_STATED GOAL_
Pull out every line of the entries below and reproduce each one character for character, leaving out the pictures.

──────────────────────────────

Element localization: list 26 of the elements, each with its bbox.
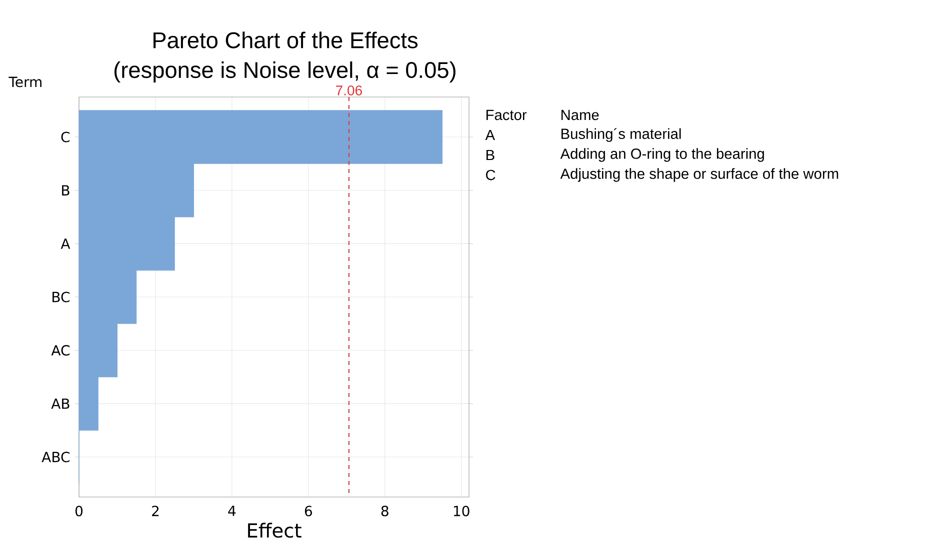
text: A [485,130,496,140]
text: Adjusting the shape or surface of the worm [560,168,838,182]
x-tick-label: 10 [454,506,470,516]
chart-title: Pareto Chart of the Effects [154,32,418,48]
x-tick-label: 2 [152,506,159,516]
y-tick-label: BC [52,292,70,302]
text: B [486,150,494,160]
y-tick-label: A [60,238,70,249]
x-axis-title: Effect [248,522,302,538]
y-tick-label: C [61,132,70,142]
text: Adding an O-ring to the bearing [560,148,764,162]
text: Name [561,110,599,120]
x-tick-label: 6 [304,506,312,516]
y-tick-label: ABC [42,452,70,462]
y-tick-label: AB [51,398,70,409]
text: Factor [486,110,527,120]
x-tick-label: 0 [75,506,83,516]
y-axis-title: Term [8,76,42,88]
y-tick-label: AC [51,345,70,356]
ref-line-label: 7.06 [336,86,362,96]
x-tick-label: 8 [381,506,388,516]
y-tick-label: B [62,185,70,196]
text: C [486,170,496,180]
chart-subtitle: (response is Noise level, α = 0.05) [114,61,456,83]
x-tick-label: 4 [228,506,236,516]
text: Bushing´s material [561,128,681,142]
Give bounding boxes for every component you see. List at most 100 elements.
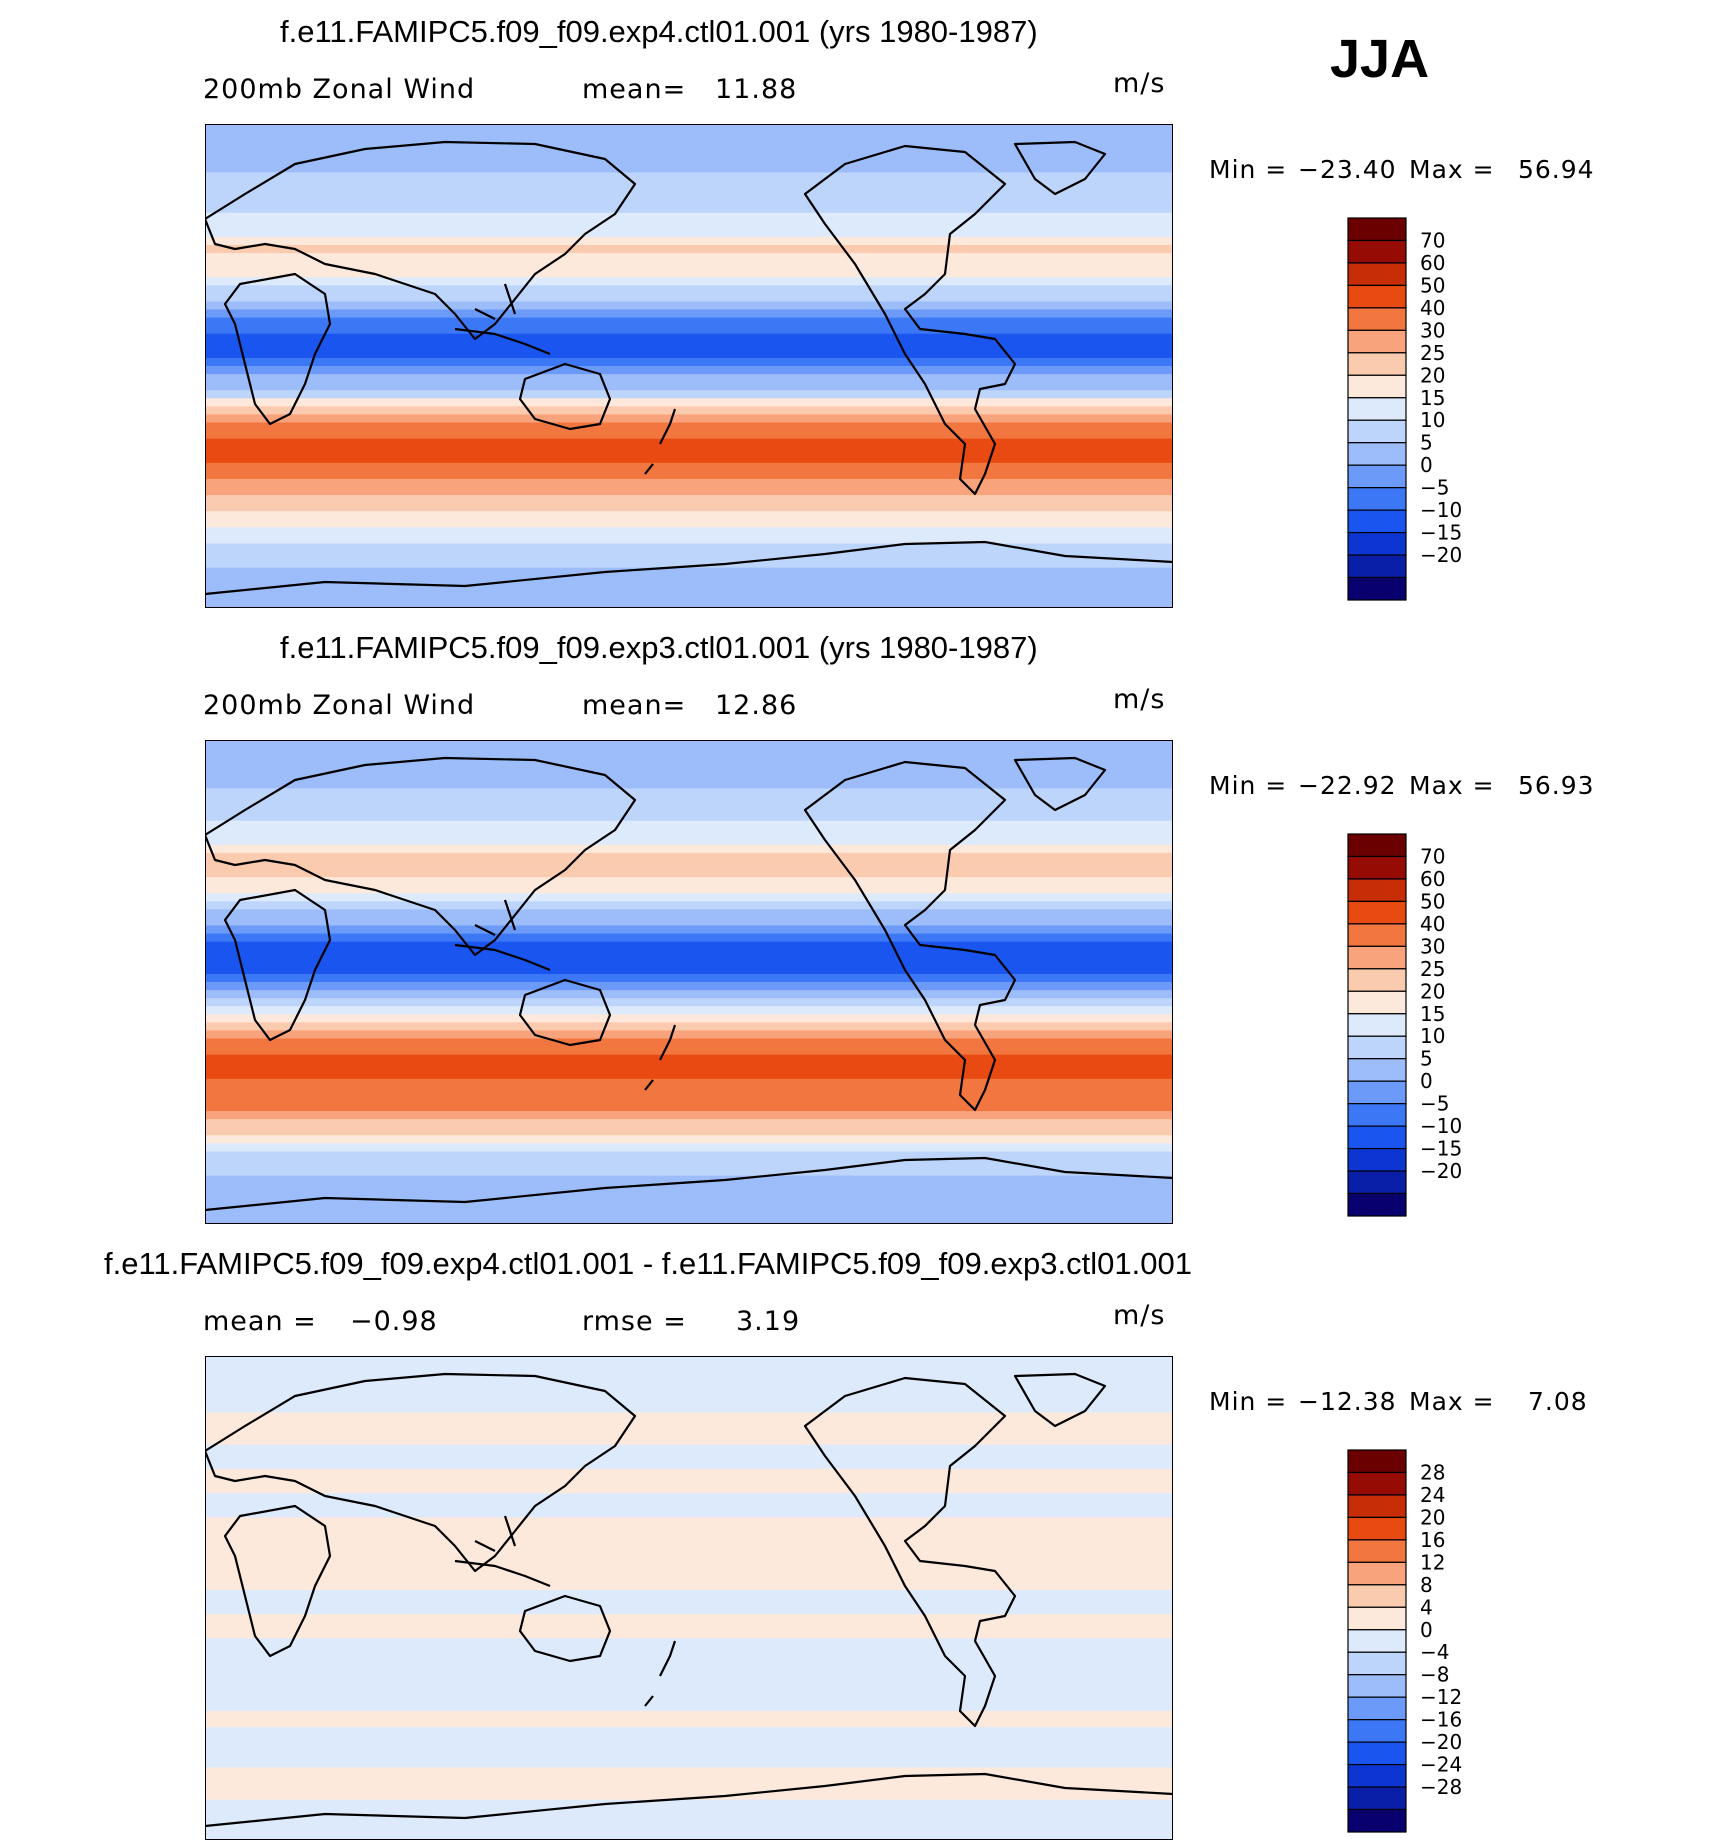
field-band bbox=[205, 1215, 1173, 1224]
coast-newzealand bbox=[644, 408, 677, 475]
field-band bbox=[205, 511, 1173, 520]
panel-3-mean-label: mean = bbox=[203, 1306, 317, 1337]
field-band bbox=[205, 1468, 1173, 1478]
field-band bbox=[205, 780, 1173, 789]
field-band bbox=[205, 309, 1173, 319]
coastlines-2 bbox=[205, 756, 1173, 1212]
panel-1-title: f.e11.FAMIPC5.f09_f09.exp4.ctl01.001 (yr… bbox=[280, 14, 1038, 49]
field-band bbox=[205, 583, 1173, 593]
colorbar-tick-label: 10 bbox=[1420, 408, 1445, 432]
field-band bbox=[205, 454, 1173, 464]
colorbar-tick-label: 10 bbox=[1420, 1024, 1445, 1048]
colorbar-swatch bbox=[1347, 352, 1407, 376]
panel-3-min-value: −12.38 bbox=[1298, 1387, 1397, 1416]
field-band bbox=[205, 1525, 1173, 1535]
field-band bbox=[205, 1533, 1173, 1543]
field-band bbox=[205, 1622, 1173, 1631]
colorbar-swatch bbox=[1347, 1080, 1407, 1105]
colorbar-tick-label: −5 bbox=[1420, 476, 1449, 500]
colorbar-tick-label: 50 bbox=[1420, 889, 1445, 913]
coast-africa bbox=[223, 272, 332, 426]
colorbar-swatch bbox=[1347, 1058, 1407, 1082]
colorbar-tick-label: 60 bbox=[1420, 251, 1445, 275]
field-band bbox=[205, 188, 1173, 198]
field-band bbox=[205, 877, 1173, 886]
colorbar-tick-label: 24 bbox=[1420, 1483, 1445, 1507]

──────────────────────────────

_WRITTEN SOLUTION_
Element localization: list 26 of the elements, each with its bbox.
text: A [485,130,496,140]
text: Adjusting the shape or surface of the worm [560,168,838,182]
x-tick-label: 10 [454,506,470,516]
chart-title: Pareto Chart of the Effects [154,32,418,48]
x-tick-label: 2 [152,506,159,516]
y-tick-label: BC [52,292,70,302]
text: B [486,150,494,160]
y-tick-label: A [60,238,70,249]
x-axis-title: Effect [248,522,302,538]
y-tick-label: C [61,132,70,142]
text: Adding an O-ring to the bearing [560,148,764,162]
text: Name [561,110,599,120]
x-tick-label: 6 [304,506,312,516]
y-tick-label: ABC [42,452,70,462]
y-tick-label: AB [51,398,70,409]
text: Factor [486,110,527,120]
x-tick-label: 0 [75,506,83,516]
y-axis-title: Term [8,76,42,88]
y-tick-label: AC [51,345,70,356]
ref-line-label: 7.06 [336,86,362,96]
x-tick-label: 8 [381,506,388,516]
y-tick-label: B [62,185,70,196]
text: C [486,170,496,180]
chart-subtitle: (response is Noise level, α = 0.05) [114,61,456,83]
x-tick-label: 4 [228,506,236,516]
text: Bushing´s material [561,128,681,142]
Give bounding boxes for every component you see. List at most 100 elements.
field-band bbox=[205, 1215, 1173, 1224]
coast-newzealand bbox=[644, 408, 677, 475]
field-band bbox=[205, 511, 1173, 520]
panel-3-mean-label: mean = bbox=[203, 1306, 317, 1337]
field-band bbox=[205, 1468, 1173, 1478]
field-band bbox=[205, 780, 1173, 789]
field-band bbox=[205, 309, 1173, 319]
coastlines-2 bbox=[205, 756, 1173, 1212]
panel-1-title: f.e11.FAMIPC5.f09_f09.exp4.ctl01.001 (yr… bbox=[280, 14, 1038, 49]
field-band bbox=[205, 583, 1173, 593]
colorbar-tick-label: 10 bbox=[1420, 408, 1445, 432]
field-band bbox=[205, 454, 1173, 464]
colorbar-tick-label: 10 bbox=[1420, 1024, 1445, 1048]
colorbar-swatch bbox=[1347, 352, 1407, 376]
panel-3-min-value: −12.38 bbox=[1298, 1387, 1397, 1416]
field-band bbox=[205, 1525, 1173, 1535]
field-band bbox=[205, 1533, 1173, 1543]
field-band bbox=[205, 1622, 1173, 1631]
colorbar-swatch bbox=[1347, 1080, 1407, 1105]
colorbar-tick-label: −5 bbox=[1420, 476, 1449, 500]
colorbar-tick-label: 50 bbox=[1420, 889, 1445, 913]
coast-africa bbox=[223, 272, 332, 426]
colorbar-swatch bbox=[1347, 1058, 1407, 1082]
colorbar-tick-label: 60 bbox=[1420, 251, 1445, 275]
field-band bbox=[205, 188, 1173, 198]
field-band bbox=[205, 877, 1173, 886]
colorbar-tick-label: 24 bbox=[1420, 1483, 1445, 1507]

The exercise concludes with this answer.